(Data excerpts)
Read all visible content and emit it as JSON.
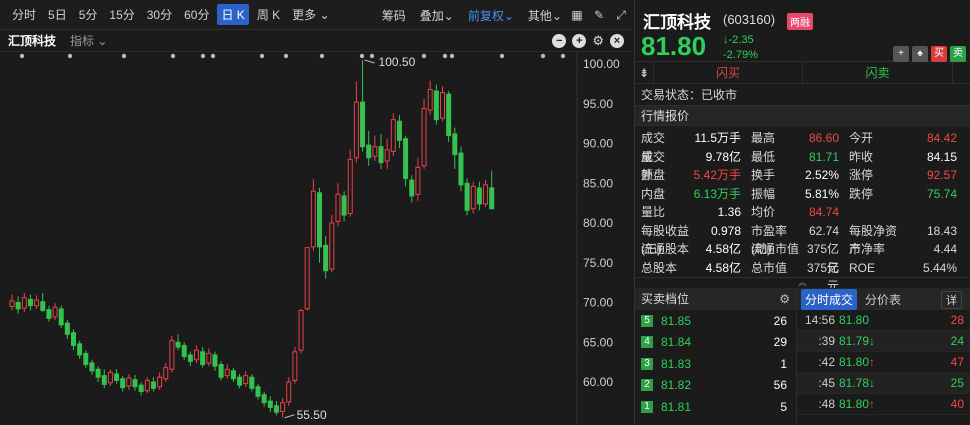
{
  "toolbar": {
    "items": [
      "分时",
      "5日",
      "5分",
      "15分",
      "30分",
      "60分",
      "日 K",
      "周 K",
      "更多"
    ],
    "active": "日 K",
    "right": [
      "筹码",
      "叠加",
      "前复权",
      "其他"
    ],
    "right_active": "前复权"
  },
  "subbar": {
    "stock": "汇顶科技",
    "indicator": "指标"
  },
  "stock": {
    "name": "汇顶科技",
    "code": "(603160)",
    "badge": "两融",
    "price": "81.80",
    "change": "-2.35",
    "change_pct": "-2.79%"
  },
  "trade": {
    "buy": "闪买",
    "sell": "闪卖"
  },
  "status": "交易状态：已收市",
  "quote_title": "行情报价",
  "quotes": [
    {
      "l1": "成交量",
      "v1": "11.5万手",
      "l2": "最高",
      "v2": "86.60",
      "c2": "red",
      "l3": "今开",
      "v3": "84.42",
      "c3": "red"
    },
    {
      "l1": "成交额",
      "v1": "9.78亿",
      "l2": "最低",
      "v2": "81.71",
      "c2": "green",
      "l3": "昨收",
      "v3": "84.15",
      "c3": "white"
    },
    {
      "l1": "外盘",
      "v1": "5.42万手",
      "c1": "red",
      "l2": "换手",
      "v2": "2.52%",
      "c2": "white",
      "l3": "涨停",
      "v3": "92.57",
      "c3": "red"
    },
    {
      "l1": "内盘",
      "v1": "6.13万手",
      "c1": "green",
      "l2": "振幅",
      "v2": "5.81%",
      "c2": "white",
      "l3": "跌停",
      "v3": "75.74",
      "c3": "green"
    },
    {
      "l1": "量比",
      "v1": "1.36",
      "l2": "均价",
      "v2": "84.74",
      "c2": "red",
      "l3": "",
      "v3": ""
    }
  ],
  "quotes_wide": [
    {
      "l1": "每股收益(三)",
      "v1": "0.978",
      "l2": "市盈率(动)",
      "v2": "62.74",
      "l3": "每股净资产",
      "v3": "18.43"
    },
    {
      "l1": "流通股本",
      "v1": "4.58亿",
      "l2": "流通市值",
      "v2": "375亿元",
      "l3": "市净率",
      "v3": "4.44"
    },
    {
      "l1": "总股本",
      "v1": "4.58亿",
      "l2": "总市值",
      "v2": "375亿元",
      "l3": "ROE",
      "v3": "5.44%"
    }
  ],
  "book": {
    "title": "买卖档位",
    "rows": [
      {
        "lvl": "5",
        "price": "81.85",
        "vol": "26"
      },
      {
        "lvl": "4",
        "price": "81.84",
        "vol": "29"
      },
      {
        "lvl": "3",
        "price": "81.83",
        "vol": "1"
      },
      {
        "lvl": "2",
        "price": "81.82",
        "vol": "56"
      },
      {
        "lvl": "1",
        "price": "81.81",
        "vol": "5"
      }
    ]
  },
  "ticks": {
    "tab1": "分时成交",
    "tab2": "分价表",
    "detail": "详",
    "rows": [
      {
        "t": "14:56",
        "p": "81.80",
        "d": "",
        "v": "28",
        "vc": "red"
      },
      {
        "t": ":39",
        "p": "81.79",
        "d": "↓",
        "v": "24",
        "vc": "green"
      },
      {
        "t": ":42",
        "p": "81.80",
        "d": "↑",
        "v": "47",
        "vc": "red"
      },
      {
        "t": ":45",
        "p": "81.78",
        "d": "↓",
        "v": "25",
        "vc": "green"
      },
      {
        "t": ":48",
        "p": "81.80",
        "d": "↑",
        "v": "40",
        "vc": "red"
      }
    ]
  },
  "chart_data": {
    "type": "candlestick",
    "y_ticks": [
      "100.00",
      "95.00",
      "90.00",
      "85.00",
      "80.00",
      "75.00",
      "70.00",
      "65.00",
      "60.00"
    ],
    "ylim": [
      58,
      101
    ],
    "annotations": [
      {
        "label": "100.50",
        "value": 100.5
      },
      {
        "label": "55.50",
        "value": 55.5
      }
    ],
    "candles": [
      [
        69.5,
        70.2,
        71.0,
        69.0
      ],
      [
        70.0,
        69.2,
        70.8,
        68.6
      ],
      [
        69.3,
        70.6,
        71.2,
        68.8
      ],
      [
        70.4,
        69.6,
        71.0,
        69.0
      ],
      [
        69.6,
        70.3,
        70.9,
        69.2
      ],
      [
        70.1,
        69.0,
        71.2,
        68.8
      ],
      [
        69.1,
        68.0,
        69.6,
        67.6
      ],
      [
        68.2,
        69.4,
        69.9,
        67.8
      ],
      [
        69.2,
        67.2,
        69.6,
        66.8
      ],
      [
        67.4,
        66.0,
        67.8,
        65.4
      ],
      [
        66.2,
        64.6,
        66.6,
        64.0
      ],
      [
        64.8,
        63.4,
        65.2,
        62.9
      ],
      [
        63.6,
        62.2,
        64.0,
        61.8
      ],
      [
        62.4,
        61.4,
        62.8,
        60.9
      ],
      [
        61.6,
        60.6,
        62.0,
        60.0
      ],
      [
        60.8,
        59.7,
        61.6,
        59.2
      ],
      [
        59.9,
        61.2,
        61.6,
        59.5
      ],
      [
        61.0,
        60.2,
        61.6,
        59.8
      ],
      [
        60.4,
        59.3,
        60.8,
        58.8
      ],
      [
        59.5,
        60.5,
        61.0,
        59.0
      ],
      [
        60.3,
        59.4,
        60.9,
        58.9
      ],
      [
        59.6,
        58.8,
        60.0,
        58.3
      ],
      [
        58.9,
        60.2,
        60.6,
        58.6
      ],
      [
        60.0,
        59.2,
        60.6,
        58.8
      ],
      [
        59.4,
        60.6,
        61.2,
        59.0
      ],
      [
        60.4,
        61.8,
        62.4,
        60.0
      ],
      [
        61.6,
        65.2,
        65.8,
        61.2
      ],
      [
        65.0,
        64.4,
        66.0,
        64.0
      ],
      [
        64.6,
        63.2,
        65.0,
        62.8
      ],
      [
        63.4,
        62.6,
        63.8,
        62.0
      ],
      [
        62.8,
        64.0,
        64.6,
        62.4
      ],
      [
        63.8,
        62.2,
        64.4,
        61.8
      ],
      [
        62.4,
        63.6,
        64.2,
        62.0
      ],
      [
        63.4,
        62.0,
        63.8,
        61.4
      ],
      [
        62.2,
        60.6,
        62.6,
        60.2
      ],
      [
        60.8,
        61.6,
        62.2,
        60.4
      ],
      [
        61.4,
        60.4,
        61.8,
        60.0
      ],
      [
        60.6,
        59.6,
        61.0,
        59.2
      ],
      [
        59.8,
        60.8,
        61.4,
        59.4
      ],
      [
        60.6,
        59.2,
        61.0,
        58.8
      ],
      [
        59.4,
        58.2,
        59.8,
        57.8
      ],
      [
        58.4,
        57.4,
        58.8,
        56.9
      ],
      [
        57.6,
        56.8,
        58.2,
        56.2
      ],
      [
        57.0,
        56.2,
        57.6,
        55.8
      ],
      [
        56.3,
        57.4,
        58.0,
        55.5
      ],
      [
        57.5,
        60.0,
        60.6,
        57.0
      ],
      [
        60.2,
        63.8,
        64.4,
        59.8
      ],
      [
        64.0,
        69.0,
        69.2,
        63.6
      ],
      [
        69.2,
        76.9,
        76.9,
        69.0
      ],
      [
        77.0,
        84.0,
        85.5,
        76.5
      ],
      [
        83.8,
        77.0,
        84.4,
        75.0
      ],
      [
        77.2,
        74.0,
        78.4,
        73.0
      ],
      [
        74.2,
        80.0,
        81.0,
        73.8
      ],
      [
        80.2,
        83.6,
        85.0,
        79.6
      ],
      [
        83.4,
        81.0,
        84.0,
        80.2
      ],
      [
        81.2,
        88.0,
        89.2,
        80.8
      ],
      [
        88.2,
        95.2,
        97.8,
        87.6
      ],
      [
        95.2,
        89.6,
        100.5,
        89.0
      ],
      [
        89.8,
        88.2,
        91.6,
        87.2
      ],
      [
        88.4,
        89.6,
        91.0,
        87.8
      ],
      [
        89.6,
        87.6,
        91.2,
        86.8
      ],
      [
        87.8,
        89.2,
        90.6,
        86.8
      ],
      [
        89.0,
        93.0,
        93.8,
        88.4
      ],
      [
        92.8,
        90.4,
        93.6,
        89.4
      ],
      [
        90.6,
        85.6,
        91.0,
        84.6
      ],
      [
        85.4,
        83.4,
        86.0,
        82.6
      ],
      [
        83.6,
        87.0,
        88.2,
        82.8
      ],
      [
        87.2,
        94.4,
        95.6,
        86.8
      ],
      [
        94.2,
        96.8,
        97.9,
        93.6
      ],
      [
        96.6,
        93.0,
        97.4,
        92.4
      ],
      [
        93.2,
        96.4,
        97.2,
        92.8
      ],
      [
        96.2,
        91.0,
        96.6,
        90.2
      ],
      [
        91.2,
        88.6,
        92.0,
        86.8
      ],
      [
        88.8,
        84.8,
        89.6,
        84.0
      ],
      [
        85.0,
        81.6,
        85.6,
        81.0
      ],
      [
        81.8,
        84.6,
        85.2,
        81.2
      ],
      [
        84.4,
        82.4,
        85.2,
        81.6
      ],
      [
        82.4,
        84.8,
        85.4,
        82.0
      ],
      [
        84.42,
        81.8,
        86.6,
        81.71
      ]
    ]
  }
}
--
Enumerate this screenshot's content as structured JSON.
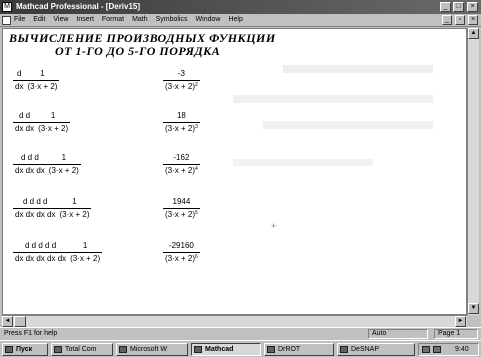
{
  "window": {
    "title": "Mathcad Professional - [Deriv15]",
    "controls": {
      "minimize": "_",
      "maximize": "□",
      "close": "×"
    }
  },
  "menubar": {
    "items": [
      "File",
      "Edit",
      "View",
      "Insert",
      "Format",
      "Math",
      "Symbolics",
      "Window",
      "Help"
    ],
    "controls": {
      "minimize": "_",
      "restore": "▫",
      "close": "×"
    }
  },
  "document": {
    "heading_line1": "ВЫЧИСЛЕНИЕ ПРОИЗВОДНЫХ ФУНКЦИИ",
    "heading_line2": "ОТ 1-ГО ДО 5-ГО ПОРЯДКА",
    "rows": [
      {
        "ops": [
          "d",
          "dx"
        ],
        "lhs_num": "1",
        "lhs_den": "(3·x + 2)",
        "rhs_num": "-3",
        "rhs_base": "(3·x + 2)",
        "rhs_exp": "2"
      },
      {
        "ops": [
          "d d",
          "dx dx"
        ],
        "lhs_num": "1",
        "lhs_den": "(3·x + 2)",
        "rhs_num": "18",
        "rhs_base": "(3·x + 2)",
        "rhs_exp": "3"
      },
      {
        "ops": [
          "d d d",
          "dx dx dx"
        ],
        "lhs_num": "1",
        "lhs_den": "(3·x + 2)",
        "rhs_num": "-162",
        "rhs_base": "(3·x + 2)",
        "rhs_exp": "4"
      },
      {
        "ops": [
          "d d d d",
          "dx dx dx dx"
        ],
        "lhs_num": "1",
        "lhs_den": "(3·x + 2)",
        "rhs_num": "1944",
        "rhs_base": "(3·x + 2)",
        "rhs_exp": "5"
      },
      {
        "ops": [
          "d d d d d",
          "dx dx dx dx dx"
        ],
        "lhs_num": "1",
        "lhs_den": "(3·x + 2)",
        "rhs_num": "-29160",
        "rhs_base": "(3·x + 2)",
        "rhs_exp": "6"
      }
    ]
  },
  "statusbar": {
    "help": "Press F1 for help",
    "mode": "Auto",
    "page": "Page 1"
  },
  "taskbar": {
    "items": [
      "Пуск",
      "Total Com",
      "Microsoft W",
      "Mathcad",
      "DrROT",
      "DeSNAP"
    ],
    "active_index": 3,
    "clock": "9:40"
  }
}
...
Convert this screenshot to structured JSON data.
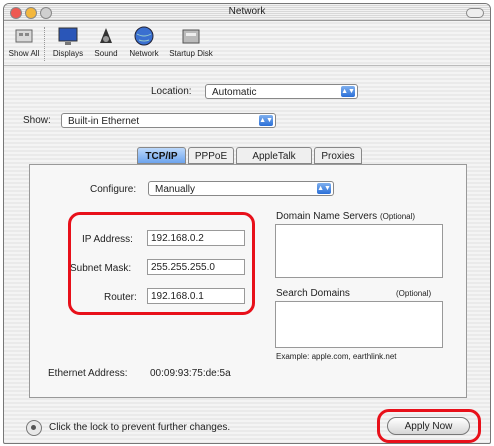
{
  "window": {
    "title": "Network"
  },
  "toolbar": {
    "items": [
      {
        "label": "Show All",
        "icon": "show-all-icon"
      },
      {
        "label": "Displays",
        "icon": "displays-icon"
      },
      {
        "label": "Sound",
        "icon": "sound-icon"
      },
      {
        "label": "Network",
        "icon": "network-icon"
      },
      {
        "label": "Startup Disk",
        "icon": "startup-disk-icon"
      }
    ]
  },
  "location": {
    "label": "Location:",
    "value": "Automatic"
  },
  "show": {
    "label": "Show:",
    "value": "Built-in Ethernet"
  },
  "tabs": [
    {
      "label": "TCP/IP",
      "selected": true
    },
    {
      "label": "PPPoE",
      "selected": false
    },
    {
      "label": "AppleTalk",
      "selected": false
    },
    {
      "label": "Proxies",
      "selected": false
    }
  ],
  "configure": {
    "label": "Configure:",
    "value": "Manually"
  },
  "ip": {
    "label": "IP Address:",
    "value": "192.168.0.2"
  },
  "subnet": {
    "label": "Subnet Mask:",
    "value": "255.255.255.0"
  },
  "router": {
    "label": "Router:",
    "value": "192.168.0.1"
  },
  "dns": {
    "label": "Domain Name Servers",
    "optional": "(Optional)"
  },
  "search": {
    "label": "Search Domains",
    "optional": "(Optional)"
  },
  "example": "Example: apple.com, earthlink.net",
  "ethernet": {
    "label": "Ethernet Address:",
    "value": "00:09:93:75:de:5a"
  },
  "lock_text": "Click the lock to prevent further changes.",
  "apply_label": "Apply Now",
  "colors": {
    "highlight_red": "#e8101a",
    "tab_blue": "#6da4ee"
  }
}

▸ **Short task**
Scan the records for the string "green". Copy each line in which it appears.

▸ **Reply**
      "c2": "green",
      "c1": "green",
      "c3": "green"
        "vc": "green"
        "vc": "green"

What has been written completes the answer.